WHAT TO PRODUCE:
Retype all the entries word for word, but omit the pictures.

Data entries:
[start]
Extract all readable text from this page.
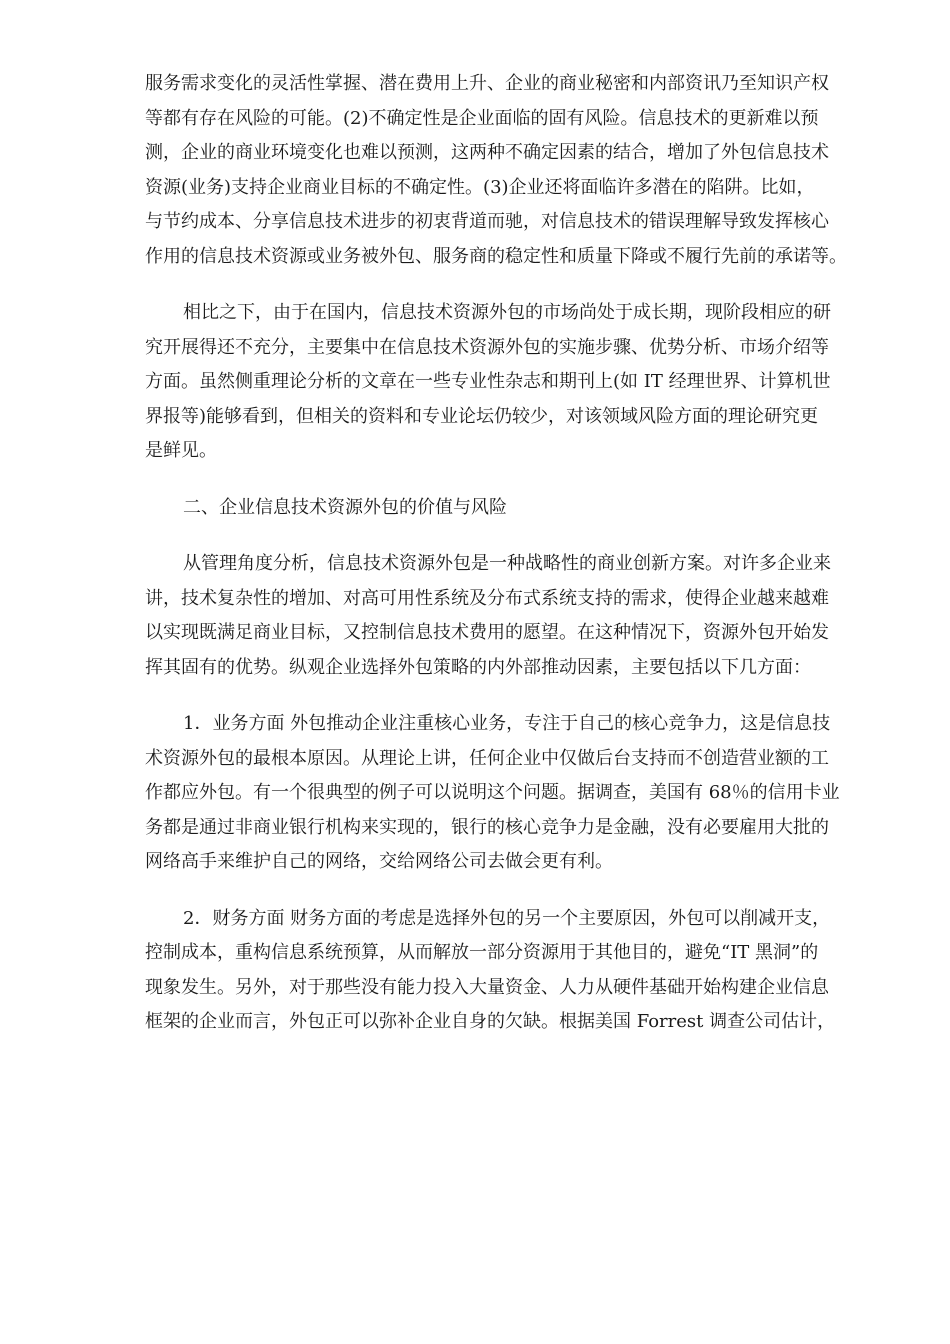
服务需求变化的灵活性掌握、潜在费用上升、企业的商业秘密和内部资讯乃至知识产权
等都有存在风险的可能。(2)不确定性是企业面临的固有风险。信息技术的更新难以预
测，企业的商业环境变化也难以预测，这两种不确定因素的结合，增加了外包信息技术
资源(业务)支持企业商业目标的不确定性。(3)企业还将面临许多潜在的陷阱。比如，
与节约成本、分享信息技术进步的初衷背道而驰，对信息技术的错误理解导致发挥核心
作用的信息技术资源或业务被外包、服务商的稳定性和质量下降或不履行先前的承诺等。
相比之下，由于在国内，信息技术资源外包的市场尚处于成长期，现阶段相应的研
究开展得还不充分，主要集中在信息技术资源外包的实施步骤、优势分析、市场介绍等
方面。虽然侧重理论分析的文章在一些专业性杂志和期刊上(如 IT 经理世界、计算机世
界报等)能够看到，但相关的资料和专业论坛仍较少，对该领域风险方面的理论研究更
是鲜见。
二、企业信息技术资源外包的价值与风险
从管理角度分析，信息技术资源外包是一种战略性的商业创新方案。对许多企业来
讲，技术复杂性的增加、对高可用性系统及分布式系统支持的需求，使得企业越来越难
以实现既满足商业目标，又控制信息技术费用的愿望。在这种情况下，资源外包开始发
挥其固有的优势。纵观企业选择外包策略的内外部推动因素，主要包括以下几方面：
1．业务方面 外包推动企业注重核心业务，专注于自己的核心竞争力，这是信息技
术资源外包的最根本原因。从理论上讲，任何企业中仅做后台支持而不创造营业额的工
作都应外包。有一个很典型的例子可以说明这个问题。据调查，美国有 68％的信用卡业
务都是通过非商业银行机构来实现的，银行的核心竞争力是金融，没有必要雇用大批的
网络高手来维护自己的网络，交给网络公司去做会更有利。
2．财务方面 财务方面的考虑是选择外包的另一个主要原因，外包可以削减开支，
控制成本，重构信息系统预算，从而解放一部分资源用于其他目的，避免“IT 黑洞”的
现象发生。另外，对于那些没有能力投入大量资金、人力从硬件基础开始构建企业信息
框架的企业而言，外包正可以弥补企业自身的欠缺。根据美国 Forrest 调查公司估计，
[end]
FINAL RESULT:
Extract all readable text from this page.
服务需求变化的灵活性掌握、潜在费用上升、企业的商业秘密和内部资讯乃至知识产权
等都有存在风险的可能。(2)不确定性是企业面临的固有风险。信息技术的更新难以预
测，企业的商业环境变化也难以预测，这两种不确定因素的结合，增加了外包信息技术
资源(业务)支持企业商业目标的不确定性。(3)企业还将面临许多潜在的陷阱。比如，
与节约成本、分享信息技术进步的初衷背道而驰，对信息技术的错误理解导致发挥核心
作用的信息技术资源或业务被外包、服务商的稳定性和质量下降或不履行先前的承诺等。
相比之下，由于在国内，信息技术资源外包的市场尚处于成长期，现阶段相应的研
究开展得还不充分，主要集中在信息技术资源外包的实施步骤、优势分析、市场介绍等
方面。虽然侧重理论分析的文章在一些专业性杂志和期刊上(如 IT 经理世界、计算机世
界报等)能够看到，但相关的资料和专业论坛仍较少，对该领域风险方面的理论研究更
是鲜见。
二、企业信息技术资源外包的价值与风险
从管理角度分析，信息技术资源外包是一种战略性的商业创新方案。对许多企业来
讲，技术复杂性的增加、对高可用性系统及分布式系统支持的需求，使得企业越来越难
以实现既满足商业目标，又控制信息技术费用的愿望。在这种情况下，资源外包开始发
挥其固有的优势。纵观企业选择外包策略的内外部推动因素，主要包括以下几方面：
1．业务方面 外包推动企业注重核心业务，专注于自己的核心竞争力，这是信息技
术资源外包的最根本原因。从理论上讲，任何企业中仅做后台支持而不创造营业额的工
作都应外包。有一个很典型的例子可以说明这个问题。据调查，美国有 68％的信用卡业
务都是通过非商业银行机构来实现的，银行的核心竞争力是金融，没有必要雇用大批的
网络高手来维护自己的网络，交给网络公司去做会更有利。
2．财务方面 财务方面的考虑是选择外包的另一个主要原因，外包可以削减开支，
控制成本，重构信息系统预算，从而解放一部分资源用于其他目的，避免“IT 黑洞”的
现象发生。另外，对于那些没有能力投入大量资金、人力从硬件基础开始构建企业信息
框架的企业而言，外包正可以弥补企业自身的欠缺。根据美国 Forrest 调查公司估计，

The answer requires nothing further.